*** Data provided

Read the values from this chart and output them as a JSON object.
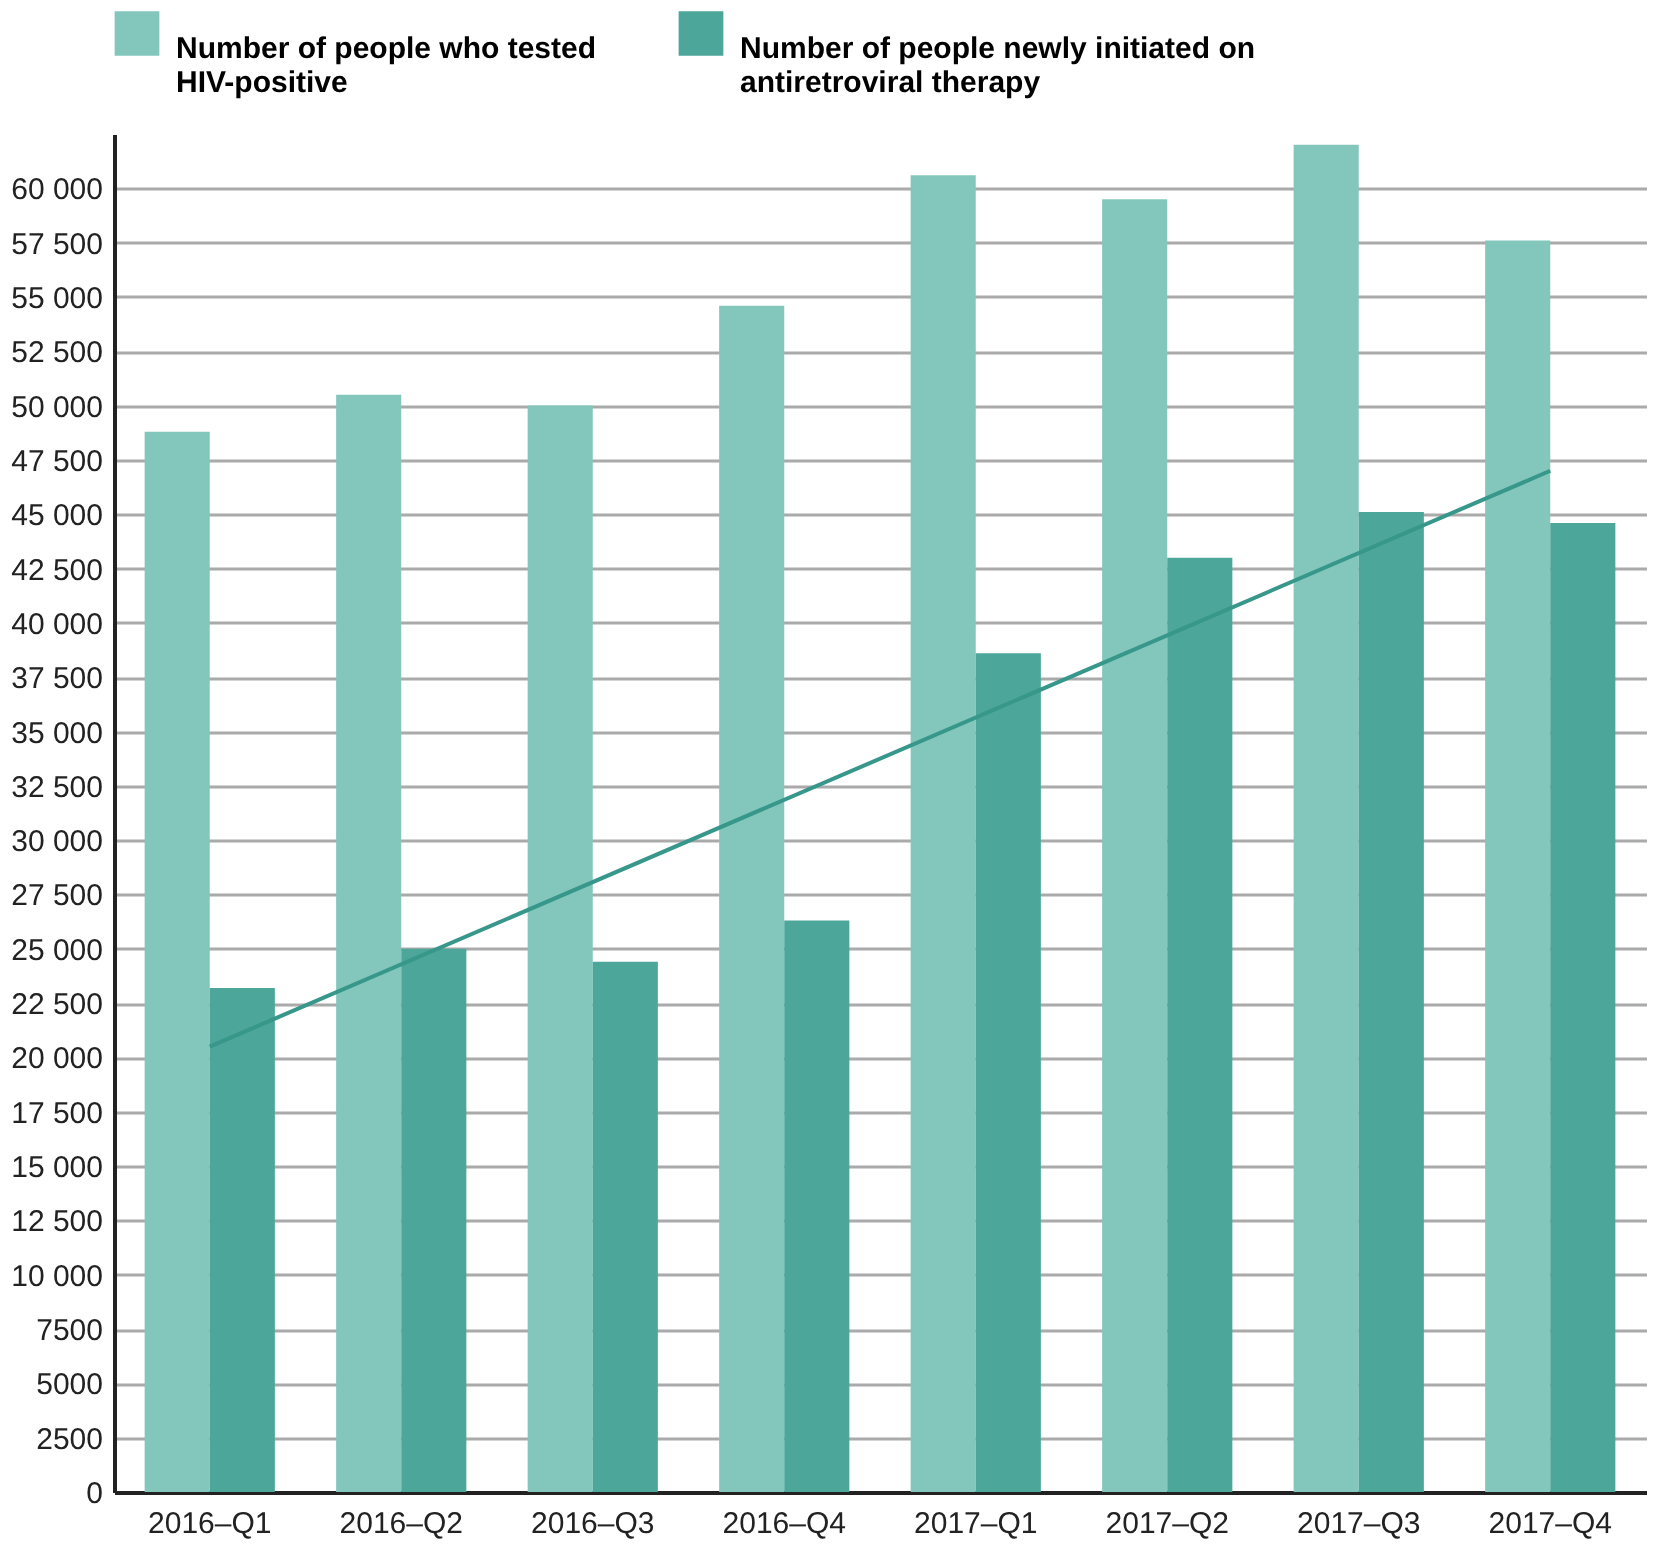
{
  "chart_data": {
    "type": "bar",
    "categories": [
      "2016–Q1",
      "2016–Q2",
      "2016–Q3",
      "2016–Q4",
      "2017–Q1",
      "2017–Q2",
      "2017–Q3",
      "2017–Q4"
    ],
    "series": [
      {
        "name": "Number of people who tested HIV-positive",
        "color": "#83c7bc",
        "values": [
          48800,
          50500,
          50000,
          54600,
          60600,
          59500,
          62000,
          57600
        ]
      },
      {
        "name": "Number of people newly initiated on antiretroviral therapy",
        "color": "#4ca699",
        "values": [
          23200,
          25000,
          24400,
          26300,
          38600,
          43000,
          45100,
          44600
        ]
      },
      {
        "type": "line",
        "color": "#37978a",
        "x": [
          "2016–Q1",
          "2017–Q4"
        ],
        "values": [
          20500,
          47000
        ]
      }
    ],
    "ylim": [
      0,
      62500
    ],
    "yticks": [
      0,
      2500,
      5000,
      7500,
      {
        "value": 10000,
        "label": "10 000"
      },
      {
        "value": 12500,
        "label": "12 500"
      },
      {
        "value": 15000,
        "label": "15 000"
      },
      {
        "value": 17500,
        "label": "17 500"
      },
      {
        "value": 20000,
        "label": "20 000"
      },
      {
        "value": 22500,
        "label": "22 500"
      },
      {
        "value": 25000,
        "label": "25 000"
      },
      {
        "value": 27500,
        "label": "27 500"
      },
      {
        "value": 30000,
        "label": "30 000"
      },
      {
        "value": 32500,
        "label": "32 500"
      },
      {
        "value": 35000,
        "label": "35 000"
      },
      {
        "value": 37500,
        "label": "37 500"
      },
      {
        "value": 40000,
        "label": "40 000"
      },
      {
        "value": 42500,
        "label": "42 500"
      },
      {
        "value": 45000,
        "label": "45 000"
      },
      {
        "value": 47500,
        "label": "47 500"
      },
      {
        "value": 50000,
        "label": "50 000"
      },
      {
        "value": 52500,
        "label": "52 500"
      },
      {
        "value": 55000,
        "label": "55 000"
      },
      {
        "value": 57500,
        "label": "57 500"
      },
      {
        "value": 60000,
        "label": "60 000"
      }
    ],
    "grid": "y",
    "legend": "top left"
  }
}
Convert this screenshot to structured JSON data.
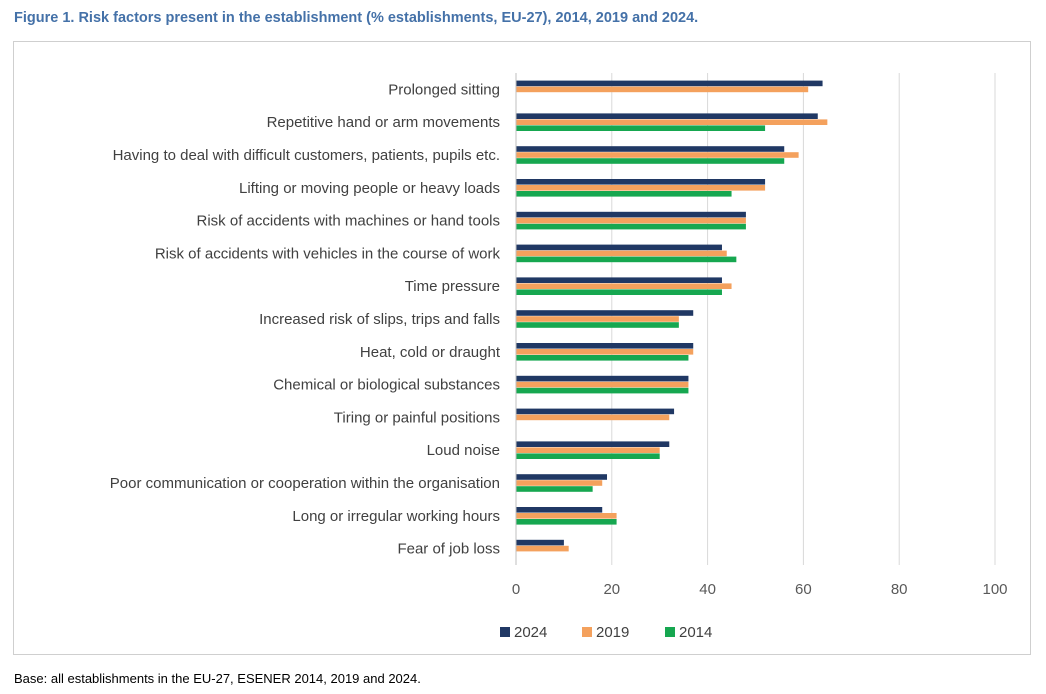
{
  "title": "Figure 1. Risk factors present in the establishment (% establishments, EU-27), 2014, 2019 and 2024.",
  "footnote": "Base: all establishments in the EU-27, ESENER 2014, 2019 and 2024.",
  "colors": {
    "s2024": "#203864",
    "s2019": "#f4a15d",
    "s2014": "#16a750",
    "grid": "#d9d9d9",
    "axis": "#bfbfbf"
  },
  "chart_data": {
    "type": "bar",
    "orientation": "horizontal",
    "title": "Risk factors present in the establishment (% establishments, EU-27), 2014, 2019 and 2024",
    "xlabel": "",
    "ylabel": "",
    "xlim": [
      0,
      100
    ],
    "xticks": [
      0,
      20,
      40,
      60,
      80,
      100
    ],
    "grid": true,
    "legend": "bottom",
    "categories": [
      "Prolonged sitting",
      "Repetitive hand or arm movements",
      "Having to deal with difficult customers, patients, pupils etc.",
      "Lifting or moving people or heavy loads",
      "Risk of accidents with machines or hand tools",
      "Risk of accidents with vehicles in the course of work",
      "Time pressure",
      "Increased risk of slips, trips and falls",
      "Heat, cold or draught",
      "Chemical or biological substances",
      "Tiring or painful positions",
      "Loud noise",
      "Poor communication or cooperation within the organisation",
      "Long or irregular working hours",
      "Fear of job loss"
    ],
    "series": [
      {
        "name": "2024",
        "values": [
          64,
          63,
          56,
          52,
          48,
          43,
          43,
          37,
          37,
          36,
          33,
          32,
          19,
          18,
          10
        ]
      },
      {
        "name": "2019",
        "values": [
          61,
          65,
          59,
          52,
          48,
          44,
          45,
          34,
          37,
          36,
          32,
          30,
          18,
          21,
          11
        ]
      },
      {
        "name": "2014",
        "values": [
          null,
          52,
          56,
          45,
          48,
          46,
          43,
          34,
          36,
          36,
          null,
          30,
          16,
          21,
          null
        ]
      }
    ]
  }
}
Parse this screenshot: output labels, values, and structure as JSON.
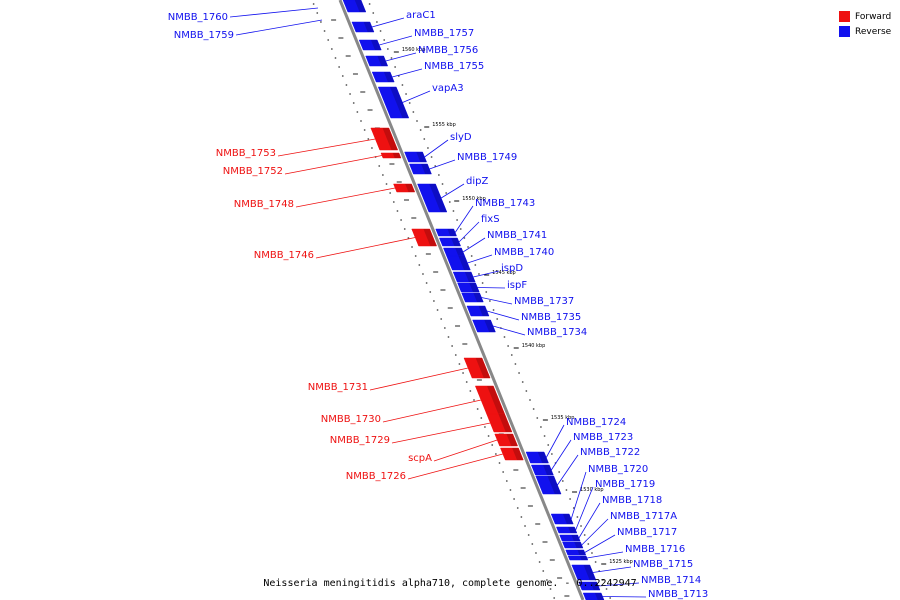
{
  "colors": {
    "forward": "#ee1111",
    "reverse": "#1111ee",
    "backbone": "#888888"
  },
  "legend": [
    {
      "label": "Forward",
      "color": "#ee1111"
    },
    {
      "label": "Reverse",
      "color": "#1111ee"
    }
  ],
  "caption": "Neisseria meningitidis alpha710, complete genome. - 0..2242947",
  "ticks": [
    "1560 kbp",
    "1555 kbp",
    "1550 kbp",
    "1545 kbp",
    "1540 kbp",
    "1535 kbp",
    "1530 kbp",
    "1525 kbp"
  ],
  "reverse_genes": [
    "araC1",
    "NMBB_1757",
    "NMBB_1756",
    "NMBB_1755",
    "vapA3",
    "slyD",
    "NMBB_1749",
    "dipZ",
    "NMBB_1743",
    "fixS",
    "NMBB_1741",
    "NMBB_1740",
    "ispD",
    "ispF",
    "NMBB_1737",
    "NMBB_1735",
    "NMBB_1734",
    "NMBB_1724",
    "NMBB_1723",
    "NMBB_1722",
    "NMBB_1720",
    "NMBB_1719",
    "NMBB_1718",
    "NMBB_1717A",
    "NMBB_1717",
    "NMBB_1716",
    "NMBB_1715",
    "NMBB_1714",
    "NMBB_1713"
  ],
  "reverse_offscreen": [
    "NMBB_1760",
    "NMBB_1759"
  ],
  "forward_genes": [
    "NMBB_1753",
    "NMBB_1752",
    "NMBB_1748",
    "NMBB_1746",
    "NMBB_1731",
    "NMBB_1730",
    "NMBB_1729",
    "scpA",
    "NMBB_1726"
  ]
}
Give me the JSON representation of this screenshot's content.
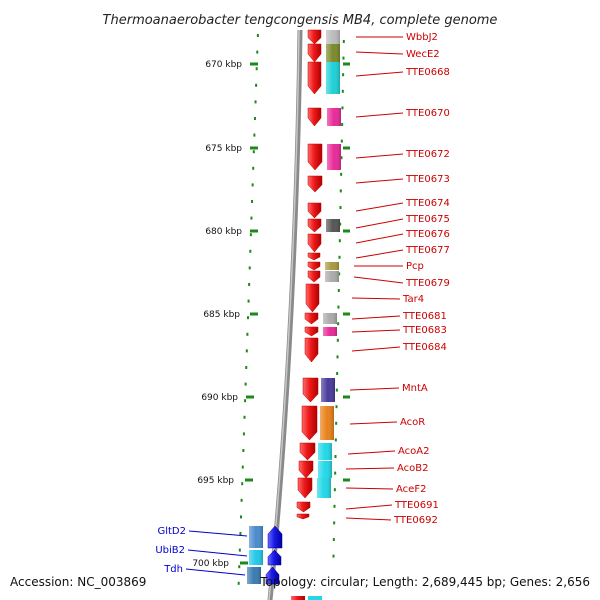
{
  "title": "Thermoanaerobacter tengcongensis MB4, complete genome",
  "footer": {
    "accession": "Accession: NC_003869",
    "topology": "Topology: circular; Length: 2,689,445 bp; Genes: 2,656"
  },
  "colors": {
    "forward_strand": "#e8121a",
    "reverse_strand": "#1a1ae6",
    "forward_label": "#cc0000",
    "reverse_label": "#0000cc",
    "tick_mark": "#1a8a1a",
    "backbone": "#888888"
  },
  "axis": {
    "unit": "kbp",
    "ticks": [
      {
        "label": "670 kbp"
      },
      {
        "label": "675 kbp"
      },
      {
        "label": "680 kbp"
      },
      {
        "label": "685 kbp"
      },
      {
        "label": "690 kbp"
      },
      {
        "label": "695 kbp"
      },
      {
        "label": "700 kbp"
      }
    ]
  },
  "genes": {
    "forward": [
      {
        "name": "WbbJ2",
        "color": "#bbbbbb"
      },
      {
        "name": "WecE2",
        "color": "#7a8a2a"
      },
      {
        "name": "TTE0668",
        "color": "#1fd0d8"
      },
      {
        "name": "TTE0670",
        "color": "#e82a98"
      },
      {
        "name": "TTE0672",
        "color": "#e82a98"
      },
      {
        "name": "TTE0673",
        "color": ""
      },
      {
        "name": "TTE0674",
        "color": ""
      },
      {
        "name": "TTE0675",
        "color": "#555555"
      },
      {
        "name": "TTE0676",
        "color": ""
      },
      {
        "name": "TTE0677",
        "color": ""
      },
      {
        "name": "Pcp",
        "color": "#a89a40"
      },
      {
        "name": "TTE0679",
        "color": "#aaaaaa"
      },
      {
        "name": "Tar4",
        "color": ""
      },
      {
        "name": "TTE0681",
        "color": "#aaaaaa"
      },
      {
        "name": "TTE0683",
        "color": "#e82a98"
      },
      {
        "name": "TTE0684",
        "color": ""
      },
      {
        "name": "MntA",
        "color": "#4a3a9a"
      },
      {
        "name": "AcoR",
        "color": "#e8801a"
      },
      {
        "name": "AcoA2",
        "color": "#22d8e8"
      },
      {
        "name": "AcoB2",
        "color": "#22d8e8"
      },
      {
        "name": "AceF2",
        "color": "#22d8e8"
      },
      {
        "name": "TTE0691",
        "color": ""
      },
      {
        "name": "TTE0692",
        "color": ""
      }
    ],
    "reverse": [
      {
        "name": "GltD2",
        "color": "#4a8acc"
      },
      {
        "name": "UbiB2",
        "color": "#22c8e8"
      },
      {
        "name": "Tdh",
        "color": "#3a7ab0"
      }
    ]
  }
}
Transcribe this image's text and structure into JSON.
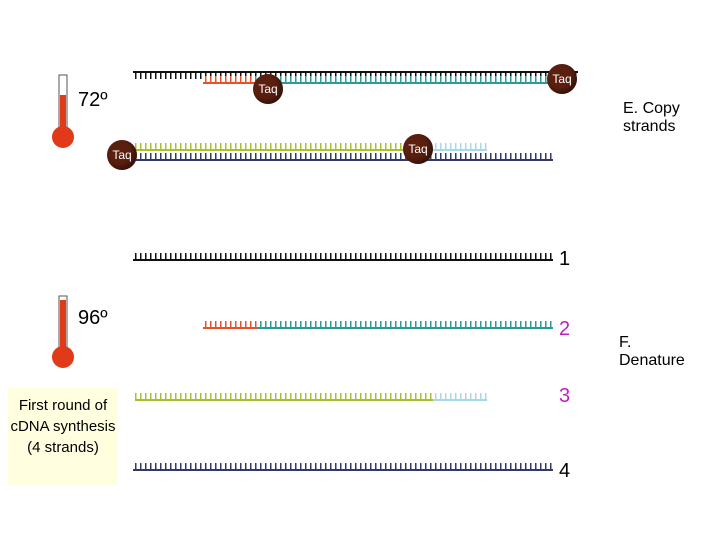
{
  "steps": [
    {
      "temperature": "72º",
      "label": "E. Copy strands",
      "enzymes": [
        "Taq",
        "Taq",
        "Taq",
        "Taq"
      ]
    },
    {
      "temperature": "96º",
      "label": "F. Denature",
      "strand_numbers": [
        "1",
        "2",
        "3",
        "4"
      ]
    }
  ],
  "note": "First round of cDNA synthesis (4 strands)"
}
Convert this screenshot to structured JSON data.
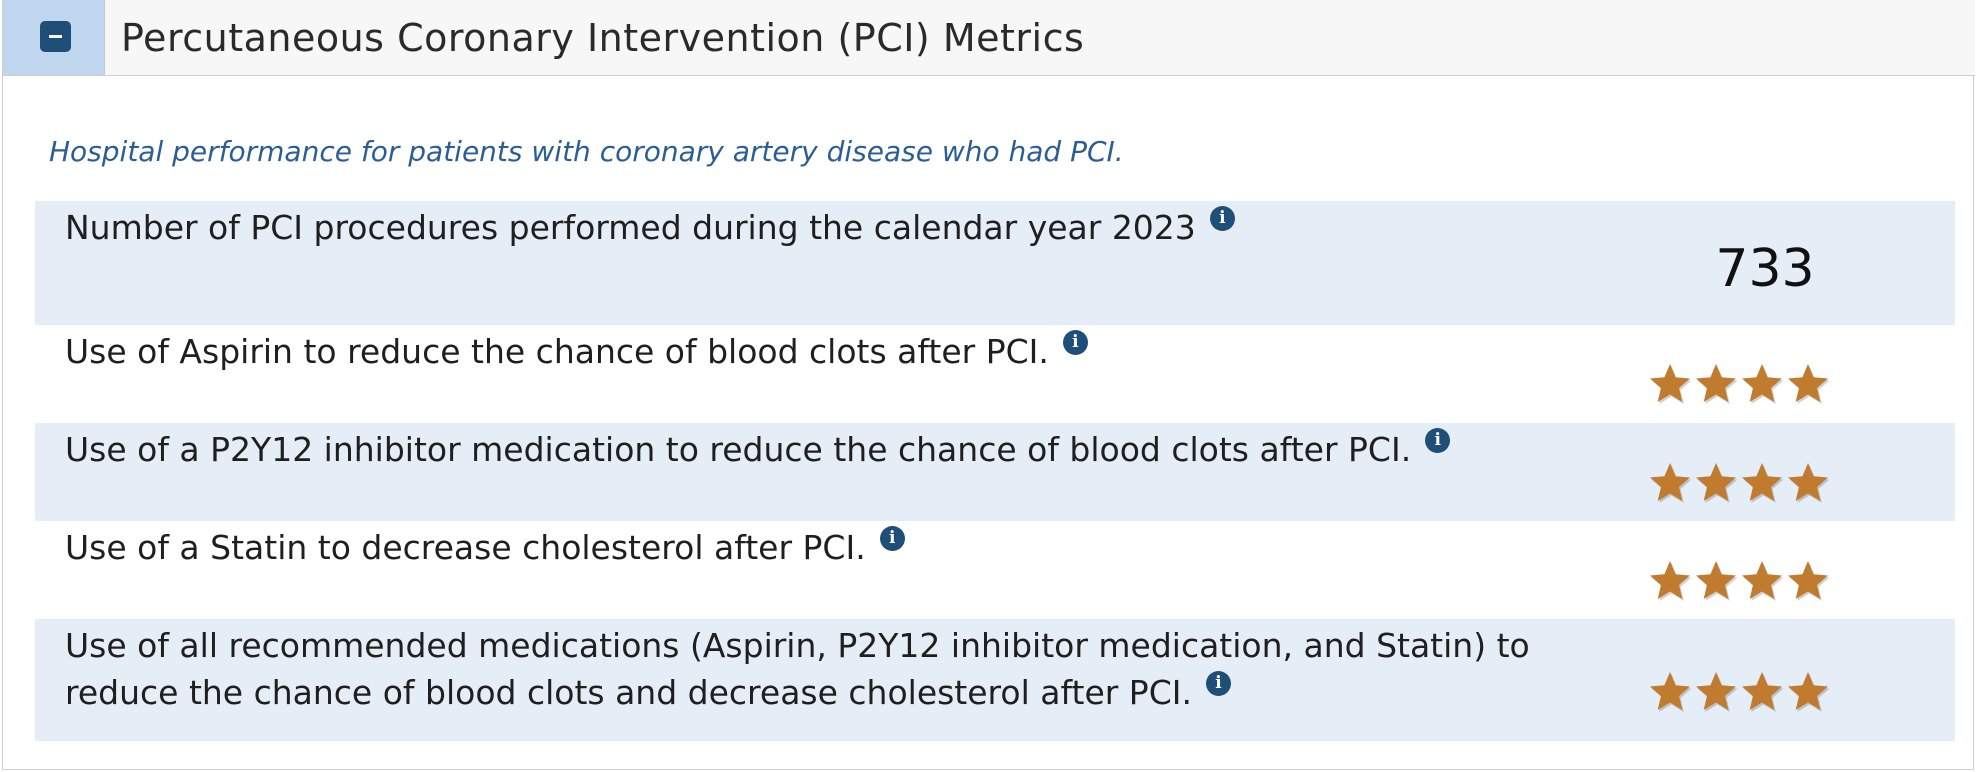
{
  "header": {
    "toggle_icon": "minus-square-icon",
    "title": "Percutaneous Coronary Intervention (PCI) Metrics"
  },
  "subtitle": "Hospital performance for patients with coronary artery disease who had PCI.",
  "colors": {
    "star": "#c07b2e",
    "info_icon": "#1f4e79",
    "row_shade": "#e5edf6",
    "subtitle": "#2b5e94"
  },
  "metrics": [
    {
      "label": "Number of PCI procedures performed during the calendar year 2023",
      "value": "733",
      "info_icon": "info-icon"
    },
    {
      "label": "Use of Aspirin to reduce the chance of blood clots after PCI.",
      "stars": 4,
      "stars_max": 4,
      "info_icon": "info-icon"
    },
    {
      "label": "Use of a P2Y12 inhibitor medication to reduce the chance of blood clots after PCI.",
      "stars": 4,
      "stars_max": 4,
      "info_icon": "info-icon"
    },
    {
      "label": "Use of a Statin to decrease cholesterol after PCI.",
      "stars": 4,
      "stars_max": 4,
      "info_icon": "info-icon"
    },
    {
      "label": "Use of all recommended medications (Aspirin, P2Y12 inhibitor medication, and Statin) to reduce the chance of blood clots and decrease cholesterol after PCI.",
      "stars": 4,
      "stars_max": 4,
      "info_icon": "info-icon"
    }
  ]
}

******

Aim of the exercise | Count every line of the data above where "establishments" appears, and give the total only.

Response to this task | 3